### [What to work on]
Find and copy lines holding "Kattari".

## begin Records supplied

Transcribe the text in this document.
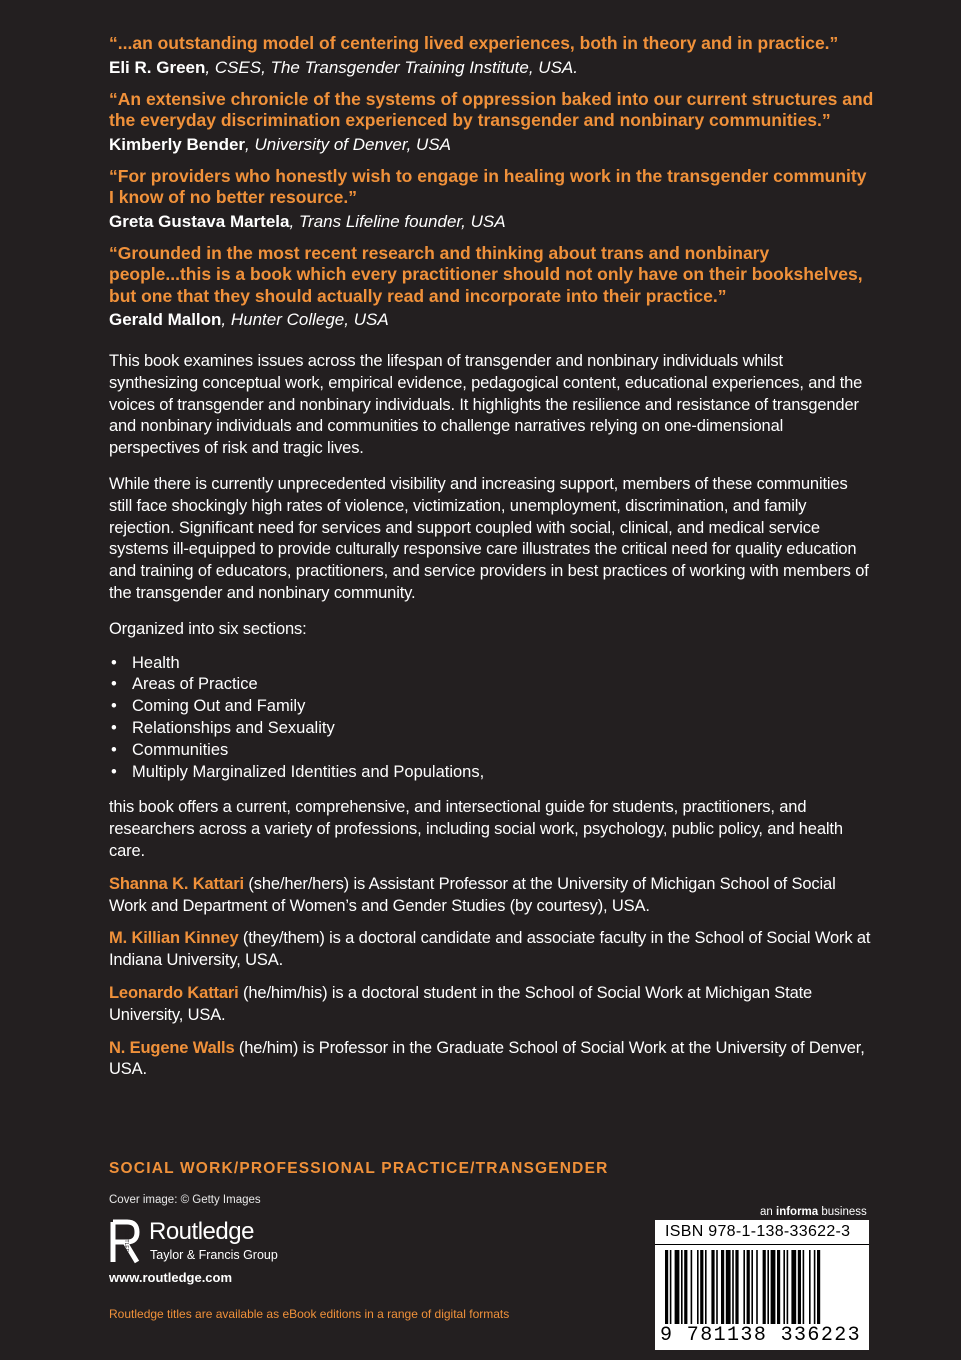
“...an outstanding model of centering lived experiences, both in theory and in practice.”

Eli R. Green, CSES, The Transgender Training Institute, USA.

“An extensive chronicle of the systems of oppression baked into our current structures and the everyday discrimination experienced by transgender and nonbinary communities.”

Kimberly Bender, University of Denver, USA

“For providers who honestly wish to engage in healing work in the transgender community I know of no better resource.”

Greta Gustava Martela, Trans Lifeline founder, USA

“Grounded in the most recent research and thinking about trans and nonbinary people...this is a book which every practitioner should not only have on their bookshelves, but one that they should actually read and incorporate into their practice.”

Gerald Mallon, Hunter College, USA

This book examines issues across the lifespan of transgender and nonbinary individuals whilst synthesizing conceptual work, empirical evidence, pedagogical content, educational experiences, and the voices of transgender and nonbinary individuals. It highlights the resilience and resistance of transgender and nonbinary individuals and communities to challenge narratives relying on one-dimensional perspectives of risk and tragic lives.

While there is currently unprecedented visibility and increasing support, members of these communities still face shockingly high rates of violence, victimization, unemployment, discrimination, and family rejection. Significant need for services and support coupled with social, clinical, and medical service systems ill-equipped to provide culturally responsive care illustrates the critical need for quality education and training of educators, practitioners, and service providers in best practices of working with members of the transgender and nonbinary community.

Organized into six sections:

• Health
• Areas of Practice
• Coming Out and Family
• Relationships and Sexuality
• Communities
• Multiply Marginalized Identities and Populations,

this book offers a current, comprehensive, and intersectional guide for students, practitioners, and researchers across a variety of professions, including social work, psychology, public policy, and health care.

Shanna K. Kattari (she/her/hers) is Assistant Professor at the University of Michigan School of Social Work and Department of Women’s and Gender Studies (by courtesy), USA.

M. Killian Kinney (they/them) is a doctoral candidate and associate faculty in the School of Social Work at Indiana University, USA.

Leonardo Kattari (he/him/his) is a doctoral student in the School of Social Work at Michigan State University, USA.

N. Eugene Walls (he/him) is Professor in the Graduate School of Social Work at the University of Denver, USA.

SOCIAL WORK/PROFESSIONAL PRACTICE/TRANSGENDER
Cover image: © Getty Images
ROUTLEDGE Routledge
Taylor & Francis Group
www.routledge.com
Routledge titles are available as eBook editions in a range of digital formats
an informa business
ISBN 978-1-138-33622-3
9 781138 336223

## end Records supplied

### [Problem solution]
Shanna K. Kattari (she/her/hers) is Assistant Professor at the University of Michigan School of Social Work and Department of Women’s and Gender Studies (by courtesy), USA.
Leonardo Kattari (he/him/his) is a doctoral student in the School of Social Work at Michigan State University, USA.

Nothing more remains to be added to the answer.